TASK DIRECTIONS>
Copy each line exactly. Leave nothing out.

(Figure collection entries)
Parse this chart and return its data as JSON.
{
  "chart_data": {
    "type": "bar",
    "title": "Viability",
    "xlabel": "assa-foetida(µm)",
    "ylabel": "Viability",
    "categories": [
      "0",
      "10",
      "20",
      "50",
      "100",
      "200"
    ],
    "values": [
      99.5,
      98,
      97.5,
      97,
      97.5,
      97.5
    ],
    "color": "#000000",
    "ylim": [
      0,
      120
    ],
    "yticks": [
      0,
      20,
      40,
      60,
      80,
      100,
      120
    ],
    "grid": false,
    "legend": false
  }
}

TASK ANSWER>
Parse this chart and return its data as JSON.
{
  "chart_data": {
    "type": "bar",
    "title": "Viability",
    "xlabel": "assa-foetida(µm)",
    "ylabel": "Viability",
    "categories": [
      "0",
      "10",
      "20",
      "50",
      "100",
      "200"
    ],
    "values": [
      99.5,
      98,
      97.5,
      97,
      97.5,
      97.5
    ],
    "color": "#000000",
    "ylim": [
      0,
      120
    ],
    "yticks": [
      0,
      20,
      40,
      60,
      80,
      100,
      120
    ],
    "grid": false,
    "legend": false
  }
}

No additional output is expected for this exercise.